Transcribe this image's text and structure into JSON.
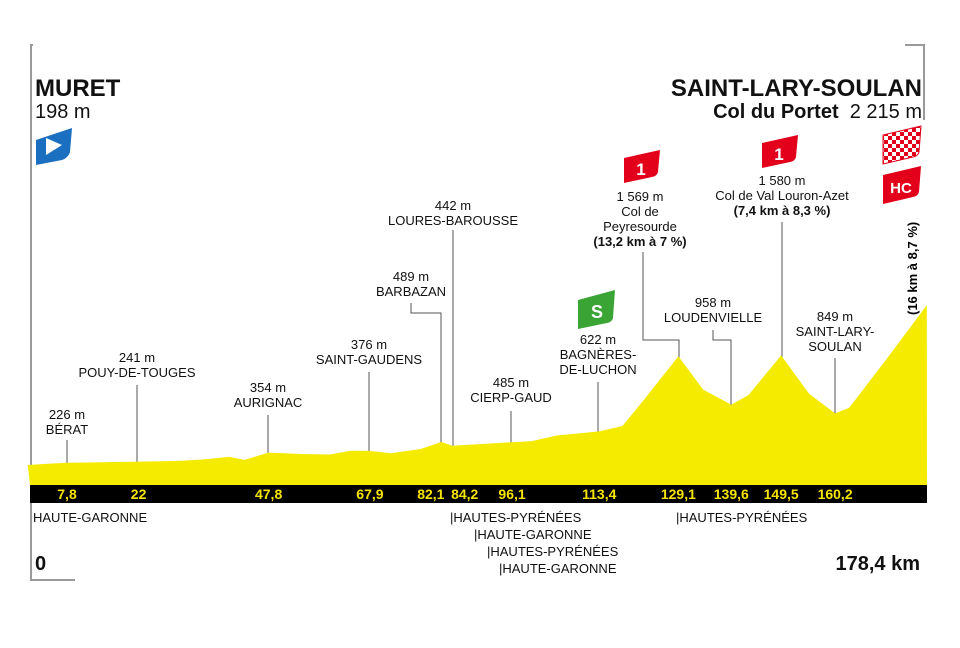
{
  "chart_data": {
    "type": "area",
    "title": "Muret - Saint-Lary-Soulan Col du Portet",
    "xlabel": "km",
    "ylabel": "m",
    "xlim": [
      0,
      178.4
    ],
    "profile": [
      [
        0,
        198
      ],
      [
        4,
        215
      ],
      [
        7.8,
        226
      ],
      [
        15,
        232
      ],
      [
        22,
        241
      ],
      [
        30,
        250
      ],
      [
        35,
        268
      ],
      [
        40,
        300
      ],
      [
        43,
        262
      ],
      [
        47.8,
        354
      ],
      [
        55,
        335
      ],
      [
        60,
        330
      ],
      [
        64,
        378
      ],
      [
        67.9,
        376
      ],
      [
        72,
        345
      ],
      [
        78,
        400
      ],
      [
        82.1,
        489
      ],
      [
        84.2,
        442
      ],
      [
        96.1,
        485
      ],
      [
        100,
        500
      ],
      [
        105,
        570
      ],
      [
        113.4,
        622
      ],
      [
        118,
        690
      ],
      [
        122,
        1000
      ],
      [
        129.1,
        1569
      ],
      [
        134,
        1150
      ],
      [
        139.6,
        958
      ],
      [
        143,
        1080
      ],
      [
        149.5,
        1580
      ],
      [
        155,
        1100
      ],
      [
        160.2,
        849
      ],
      [
        163,
        920
      ],
      [
        170,
        1500
      ],
      [
        178.4,
        2215
      ]
    ],
    "start": {
      "name": "MURET",
      "elev": "198 m"
    },
    "finish": {
      "name": "SAINT-LARY-SOULAN",
      "sub": "Col du Portet",
      "elev": "2 215 m",
      "climb": "(16 km à 8,7 %)",
      "cat": "HC"
    },
    "km_ticks": [
      "7,8",
      "22",
      "47,8",
      "67,9",
      "82,1",
      "84,2",
      "96,1",
      "113,4",
      "129,1",
      "139,6",
      "149,5",
      "160,2"
    ],
    "km_values": [
      7.8,
      22,
      47.8,
      67.9,
      82.1,
      84.2,
      96.1,
      113.4,
      129.1,
      139.6,
      149.5,
      160.2
    ],
    "points": [
      {
        "elev": "226 m",
        "name": "BÉRAT"
      },
      {
        "elev": "241 m",
        "name": "POUY-DE-TOUGES"
      },
      {
        "elev": "354 m",
        "name": "AURIGNAC"
      },
      {
        "elev": "376 m",
        "name": "SAINT-GAUDENS"
      },
      {
        "elev": "489 m",
        "name": "BARBAZAN"
      },
      {
        "elev": "442 m",
        "name": "LOURES-BAROUSSE"
      },
      {
        "elev": "485 m",
        "name": "CIERP-GAUD"
      },
      {
        "elev": "622 m",
        "name": "BAGNÈRES-",
        "name2": "DE-LUCHON"
      },
      {
        "elev": "1 569 m",
        "name": "Col de",
        "name2": "Peyresourde",
        "climb": "(13,2 km à 7 %)",
        "cat": "1"
      },
      {
        "elev": "958 m",
        "name": "LOUDENVIELLE"
      },
      {
        "elev": "1 580 m",
        "name": "Col de Val Louron-Azet",
        "climb": "(7,4 km à 8,3 %)",
        "cat": "1"
      },
      {
        "elev": "849 m",
        "name": "SAINT-LARY-",
        "name2": "SOULAN"
      }
    ],
    "departments": [
      "HAUTE-GARONNE",
      "|HAUTES-PYRÉNÉES",
      "|HAUTE-GARONNE",
      "|HAUTES-PYRÉNÉES",
      "|HAUTE-GARONNE",
      "|HAUTES-PYRÉNÉES"
    ],
    "sprint": "S",
    "axis_start": "0",
    "axis_end": "178,4 km",
    "colors": {
      "profile": "#f5eb00",
      "bar": "#000000",
      "climb": "#e2001a",
      "sprint": "#3aa435",
      "start": "#1a6fc0"
    }
  }
}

Task description — Compute the number of lines above that contain the string "climb". Reply with that value only.

Solved exercise — 4